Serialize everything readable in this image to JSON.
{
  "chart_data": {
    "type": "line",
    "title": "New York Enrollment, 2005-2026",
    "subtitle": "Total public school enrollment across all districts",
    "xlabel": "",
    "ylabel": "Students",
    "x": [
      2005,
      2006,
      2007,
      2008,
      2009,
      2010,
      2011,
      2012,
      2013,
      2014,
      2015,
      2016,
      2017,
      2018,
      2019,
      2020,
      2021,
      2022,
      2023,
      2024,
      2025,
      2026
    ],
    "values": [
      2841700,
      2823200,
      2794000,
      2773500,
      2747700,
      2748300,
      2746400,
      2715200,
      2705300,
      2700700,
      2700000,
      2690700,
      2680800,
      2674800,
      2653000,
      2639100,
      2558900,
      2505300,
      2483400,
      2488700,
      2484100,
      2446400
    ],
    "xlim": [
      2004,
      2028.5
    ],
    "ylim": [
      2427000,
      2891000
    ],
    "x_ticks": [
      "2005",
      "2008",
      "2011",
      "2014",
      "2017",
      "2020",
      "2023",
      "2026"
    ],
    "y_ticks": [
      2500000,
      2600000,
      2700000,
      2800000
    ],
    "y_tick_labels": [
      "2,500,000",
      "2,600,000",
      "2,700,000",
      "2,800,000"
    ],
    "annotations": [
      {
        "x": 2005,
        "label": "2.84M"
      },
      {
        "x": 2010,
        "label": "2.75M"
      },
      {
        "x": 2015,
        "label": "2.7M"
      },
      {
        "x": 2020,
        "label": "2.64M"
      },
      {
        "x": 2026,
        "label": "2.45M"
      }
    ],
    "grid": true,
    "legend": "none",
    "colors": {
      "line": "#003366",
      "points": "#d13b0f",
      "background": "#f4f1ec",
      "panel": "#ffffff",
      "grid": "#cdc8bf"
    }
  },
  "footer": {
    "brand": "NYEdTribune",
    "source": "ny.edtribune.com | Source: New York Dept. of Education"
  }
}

---------------

TASK INSTRUCTIONS: How many lines in these entries hold the string "York"? Answer with the number alone.

THE OUTPUT: 2